- What you should do:
Repeat the listing in full. Nothing may be added or left out.

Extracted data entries
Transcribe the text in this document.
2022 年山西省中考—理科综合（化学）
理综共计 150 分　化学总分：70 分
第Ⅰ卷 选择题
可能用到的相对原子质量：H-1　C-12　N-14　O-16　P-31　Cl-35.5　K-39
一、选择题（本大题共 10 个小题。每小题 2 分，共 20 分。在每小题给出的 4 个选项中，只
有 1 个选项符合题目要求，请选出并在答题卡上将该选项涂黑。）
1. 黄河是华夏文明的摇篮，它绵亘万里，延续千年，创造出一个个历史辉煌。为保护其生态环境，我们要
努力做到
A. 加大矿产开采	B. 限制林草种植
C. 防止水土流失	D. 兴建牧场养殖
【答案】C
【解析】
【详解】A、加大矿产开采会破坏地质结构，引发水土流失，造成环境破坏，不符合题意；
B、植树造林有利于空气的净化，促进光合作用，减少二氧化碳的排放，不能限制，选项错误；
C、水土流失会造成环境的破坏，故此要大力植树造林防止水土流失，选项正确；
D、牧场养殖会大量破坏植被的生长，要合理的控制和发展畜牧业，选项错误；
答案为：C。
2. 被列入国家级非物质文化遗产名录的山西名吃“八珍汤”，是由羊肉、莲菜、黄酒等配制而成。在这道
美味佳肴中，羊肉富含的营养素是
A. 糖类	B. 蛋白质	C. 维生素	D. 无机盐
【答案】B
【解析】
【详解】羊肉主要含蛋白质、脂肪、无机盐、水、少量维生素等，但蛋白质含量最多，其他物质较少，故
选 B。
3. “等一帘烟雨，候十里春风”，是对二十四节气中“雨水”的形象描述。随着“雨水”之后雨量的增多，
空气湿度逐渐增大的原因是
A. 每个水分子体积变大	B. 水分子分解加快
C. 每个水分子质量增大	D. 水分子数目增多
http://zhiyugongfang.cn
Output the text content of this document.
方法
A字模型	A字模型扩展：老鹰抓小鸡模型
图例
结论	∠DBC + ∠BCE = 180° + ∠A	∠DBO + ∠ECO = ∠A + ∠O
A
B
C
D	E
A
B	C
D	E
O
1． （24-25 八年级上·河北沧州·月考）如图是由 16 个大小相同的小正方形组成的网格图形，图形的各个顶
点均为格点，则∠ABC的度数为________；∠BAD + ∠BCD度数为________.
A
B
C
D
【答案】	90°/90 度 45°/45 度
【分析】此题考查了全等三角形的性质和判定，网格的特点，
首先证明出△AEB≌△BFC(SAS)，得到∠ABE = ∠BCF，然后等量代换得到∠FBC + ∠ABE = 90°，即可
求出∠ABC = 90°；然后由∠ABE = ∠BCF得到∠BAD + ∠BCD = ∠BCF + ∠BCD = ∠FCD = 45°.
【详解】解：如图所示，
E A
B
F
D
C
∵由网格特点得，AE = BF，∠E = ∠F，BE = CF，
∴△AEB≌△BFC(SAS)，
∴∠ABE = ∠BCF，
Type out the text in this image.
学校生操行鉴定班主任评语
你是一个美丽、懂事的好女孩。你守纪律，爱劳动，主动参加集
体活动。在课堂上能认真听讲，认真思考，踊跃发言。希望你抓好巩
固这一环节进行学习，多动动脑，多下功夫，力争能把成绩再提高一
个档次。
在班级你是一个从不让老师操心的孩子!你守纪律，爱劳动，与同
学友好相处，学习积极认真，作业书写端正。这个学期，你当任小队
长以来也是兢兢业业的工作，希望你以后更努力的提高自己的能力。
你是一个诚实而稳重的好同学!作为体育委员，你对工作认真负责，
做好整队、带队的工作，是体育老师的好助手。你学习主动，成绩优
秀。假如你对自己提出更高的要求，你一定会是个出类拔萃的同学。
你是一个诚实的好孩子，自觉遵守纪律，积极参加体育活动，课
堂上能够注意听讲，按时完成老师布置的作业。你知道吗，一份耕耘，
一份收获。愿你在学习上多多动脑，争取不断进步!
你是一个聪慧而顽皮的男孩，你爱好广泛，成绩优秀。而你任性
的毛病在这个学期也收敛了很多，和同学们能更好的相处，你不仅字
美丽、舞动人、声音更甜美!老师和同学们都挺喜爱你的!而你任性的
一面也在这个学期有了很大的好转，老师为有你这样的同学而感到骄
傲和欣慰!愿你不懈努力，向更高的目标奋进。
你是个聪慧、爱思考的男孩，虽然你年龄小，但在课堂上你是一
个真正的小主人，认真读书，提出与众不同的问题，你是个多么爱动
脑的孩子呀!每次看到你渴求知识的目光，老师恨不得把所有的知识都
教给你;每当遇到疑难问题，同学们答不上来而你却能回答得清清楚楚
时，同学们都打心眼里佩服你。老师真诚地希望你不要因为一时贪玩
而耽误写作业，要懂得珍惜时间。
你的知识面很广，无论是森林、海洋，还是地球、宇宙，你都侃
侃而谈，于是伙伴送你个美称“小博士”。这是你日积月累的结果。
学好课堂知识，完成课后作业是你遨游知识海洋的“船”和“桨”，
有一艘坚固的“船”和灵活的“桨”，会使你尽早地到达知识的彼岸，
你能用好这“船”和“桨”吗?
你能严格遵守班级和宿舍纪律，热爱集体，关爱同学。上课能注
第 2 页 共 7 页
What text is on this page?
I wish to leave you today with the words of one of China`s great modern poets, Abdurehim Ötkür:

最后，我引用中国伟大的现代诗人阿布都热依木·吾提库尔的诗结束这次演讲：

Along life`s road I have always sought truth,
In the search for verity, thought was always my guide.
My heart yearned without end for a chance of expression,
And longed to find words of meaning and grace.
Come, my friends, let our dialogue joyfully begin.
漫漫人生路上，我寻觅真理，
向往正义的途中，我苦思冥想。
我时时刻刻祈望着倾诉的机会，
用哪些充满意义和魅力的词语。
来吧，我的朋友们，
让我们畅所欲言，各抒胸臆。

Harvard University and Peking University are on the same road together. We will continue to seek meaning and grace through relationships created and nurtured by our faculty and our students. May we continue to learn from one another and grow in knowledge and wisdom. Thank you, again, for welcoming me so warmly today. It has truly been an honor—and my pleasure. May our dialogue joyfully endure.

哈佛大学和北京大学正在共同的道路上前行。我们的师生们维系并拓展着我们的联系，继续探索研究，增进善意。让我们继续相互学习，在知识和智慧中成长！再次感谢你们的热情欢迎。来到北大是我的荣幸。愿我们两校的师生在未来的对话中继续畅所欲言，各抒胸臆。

- Full response:
Transcribe the text in this document.
2022 年山西省中考—理科综合（化学）
理综共计 150 分　化学总分：70 分
第Ⅰ卷 选择题
可能用到的相对原子质量：H-1　C-12　N-14　O-16　P-31　Cl-35.5　K-39
一、选择题（本大题共 10 个小题。每小题 2 分，共 20 分。在每小题给出的 4 个选项中，只
有 1 个选项符合题目要求，请选出并在答题卡上将该选项涂黑。）
1. 黄河是华夏文明的摇篮，它绵亘万里，延续千年，创造出一个个历史辉煌。为保护其生态环境，我们要
努力做到
A. 加大矿产开采	B. 限制林草种植
C. 防止水土流失	D. 兴建牧场养殖
【答案】C
【解析】
【详解】A、加大矿产开采会破坏地质结构，引发水土流失，造成环境破坏，不符合题意；
B、植树造林有利于空气的净化，促进光合作用，减少二氧化碳的排放，不能限制，选项错误；
C、水土流失会造成环境的破坏，故此要大力植树造林防止水土流失，选项正确；
D、牧场养殖会大量破坏植被的生长，要合理的控制和发展畜牧业，选项错误；
答案为：C。
2. 被列入国家级非物质文化遗产名录的山西名吃“八珍汤”，是由羊肉、莲菜、黄酒等配制而成。在这道
美味佳肴中，羊肉富含的营养素是
A. 糖类	B. 蛋白质	C. 维生素	D. 无机盐
【答案】B
【解析】
【详解】羊肉主要含蛋白质、脂肪、无机盐、水、少量维生素等，但蛋白质含量最多，其他物质较少，故
选 B。
3. “等一帘烟雨，候十里春风”，是对二十四节气中“雨水”的形象描述。随着“雨水”之后雨量的增多，
空气湿度逐渐增大的原因是
A. 每个水分子体积变大	B. 水分子分解加快
C. 每个水分子质量增大	D. 水分子数目增多
http://zhiyugongfang.cn
Output the text content of this document.
方法
A字模型	A字模型扩展：老鹰抓小鸡模型
图例
结论	∠DBC + ∠BCE = 180° + ∠A	∠DBO + ∠ECO = ∠A + ∠O
A
B
C
D	E
A
B	C
D	E
O
1． （24-25 八年级上·河北沧州·月考）如图是由 16 个大小相同的小正方形组成的网格图形，图形的各个顶
点均为格点，则∠ABC的度数为________；∠BAD + ∠BCD度数为________.
A
B
C
D
【答案】	90°/90 度 45°/45 度
【分析】此题考查了全等三角形的性质和判定，网格的特点，
首先证明出△AEB≌△BFC(SAS)，得到∠ABE = ∠BCF，然后等量代换得到∠FBC + ∠ABE = 90°，即可
求出∠ABC = 90°；然后由∠ABE = ∠BCF得到∠BAD + ∠BCD = ∠BCF + ∠BCD = ∠FCD = 45°.
【详解】解：如图所示，
E A
B
F
D
C
∵由网格特点得，AE = BF，∠E = ∠F，BE = CF，
∴△AEB≌△BFC(SAS)，
∴∠ABE = ∠BCF，
Type out the text in this image.
学校生操行鉴定班主任评语
你是一个美丽、懂事的好女孩。你守纪律，爱劳动，主动参加集
体活动。在课堂上能认真听讲，认真思考，踊跃发言。希望你抓好巩
固这一环节进行学习，多动动脑，多下功夫，力争能把成绩再提高一
个档次。
在班级你是一个从不让老师操心的孩子!你守纪律，爱劳动，与同
学友好相处，学习积极认真，作业书写端正。这个学期，你当任小队
长以来也是兢兢业业的工作，希望你以后更努力的提高自己的能力。
你是一个诚实而稳重的好同学!作为体育委员，你对工作认真负责，
做好整队、带队的工作，是体育老师的好助手。你学习主动，成绩优
秀。假如你对自己提出更高的要求，你一定会是个出类拔萃的同学。
你是一个诚实的好孩子，自觉遵守纪律，积极参加体育活动，课
堂上能够注意听讲，按时完成老师布置的作业。你知道吗，一份耕耘，
一份收获。愿你在学习上多多动脑，争取不断进步!
你是一个聪慧而顽皮的男孩，你爱好广泛，成绩优秀。而你任性
的毛病在这个学期也收敛了很多，和同学们能更好的相处，你不仅字
美丽、舞动人、声音更甜美!老师和同学们都挺喜爱你的!而你任性的
一面也在这个学期有了很大的好转，老师为有你这样的同学而感到骄
傲和欣慰!愿你不懈努力，向更高的目标奋进。
你是个聪慧、爱思考的男孩，虽然你年龄小，但在课堂上你是一
个真正的小主人，认真读书，提出与众不同的问题，你是个多么爱动
脑的孩子呀!每次看到你渴求知识的目光，老师恨不得把所有的知识都
教给你;每当遇到疑难问题，同学们答不上来而你却能回答得清清楚楚
时，同学们都打心眼里佩服你。老师真诚地希望你不要因为一时贪玩
而耽误写作业，要懂得珍惜时间。
你的知识面很广，无论是森林、海洋，还是地球、宇宙，你都侃
侃而谈，于是伙伴送你个美称“小博士”。这是你日积月累的结果。
学好课堂知识，完成课后作业是你遨游知识海洋的“船”和“桨”，
有一艘坚固的“船”和灵活的“桨”，会使你尽早地到达知识的彼岸，
你能用好这“船”和“桨”吗?
你能严格遵守班级和宿舍纪律，热爱集体，关爱同学。上课能注
第 2 页 共 7 页
What text is on this page?
I wish to leave you today with the words of one of China`s great modern poets, Abdurehim Ötkür:

最后，我引用中国伟大的现代诗人阿布都热依木·吾提库尔的诗结束这次演讲：

Along life`s road I have always sought truth,
In the search for verity, thought was always my guide.
My heart yearned without end for a chance of expression,
And longed to find words of meaning and grace.
Come, my friends, let our dialogue joyfully begin.
漫漫人生路上，我寻觅真理，
向往正义的途中，我苦思冥想。
我时时刻刻祈望着倾诉的机会，
用哪些充满意义和魅力的词语。
来吧，我的朋友们，
让我们畅所欲言，各抒胸臆。

Harvard University and Peking University are on the same road together. We will continue to seek meaning and grace through relationships created and nurtured by our faculty and our students. May we continue to learn from one another and grow in knowledge and wisdom. Thank you, again, for welcoming me so warmly today. It has truly been an honor—and my pleasure. May our dialogue joyfully endure.

哈佛大学和北京大学正在共同的道路上前行。我们的师生们维系并拓展着我们的联系，继续探索研究，增进善意。让我们继续相互学习，在知识和智慧中成长！再次感谢你们的热情欢迎。来到北大是我的荣幸。愿我们两校的师生在未来的对话中继续畅所欲言，各抒胸臆。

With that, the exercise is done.